● **PROBLEM**
State the number of lines in these records holding "this". Say nothing more.

● **RECORDS SHOWN**
———

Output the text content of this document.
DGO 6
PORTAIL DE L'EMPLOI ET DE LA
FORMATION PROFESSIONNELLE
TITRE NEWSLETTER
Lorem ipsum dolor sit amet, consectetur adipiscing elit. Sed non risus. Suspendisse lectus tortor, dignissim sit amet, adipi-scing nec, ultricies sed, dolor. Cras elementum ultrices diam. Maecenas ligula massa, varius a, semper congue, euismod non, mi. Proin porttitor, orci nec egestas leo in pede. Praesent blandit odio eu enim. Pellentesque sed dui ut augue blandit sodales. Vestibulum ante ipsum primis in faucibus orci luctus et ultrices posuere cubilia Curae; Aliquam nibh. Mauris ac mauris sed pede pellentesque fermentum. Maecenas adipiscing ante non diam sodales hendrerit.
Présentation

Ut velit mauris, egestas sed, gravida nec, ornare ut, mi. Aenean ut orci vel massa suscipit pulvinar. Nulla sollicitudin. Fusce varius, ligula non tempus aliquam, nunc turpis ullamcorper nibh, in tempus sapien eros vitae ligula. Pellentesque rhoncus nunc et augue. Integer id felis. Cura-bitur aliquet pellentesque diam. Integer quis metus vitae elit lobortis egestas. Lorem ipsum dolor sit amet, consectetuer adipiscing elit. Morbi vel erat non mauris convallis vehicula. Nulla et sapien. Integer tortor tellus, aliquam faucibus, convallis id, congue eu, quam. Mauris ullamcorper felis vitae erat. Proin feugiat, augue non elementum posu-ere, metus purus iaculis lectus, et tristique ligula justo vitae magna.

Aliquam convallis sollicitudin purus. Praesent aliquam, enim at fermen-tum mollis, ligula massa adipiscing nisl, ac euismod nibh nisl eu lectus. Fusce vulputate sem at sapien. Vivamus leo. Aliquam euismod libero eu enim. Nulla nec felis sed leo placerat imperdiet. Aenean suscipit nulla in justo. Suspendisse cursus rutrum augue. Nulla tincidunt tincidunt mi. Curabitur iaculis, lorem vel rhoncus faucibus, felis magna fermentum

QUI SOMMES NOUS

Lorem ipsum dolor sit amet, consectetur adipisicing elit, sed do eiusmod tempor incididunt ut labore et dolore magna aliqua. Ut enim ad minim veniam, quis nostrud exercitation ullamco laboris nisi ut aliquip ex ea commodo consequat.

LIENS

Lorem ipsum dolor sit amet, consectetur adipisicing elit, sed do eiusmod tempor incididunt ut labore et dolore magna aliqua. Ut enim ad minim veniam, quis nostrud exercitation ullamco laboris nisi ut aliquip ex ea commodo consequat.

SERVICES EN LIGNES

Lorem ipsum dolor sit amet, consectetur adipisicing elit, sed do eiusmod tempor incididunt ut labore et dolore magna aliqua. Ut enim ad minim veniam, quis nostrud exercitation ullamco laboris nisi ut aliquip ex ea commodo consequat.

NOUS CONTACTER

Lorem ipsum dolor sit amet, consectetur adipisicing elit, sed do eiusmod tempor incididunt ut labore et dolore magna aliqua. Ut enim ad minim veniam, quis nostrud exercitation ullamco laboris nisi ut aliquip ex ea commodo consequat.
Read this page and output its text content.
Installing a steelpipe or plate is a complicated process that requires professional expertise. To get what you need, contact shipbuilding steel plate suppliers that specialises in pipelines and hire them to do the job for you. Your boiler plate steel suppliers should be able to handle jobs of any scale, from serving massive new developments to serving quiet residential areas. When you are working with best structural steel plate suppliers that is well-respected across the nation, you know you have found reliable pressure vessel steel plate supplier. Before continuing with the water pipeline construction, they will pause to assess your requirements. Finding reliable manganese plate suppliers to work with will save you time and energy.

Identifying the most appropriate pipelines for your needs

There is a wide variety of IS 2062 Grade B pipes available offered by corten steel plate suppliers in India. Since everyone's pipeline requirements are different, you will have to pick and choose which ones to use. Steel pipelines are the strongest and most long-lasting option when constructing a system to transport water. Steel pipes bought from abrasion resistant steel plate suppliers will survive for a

———

● **COMPLETE RESPONSE**
2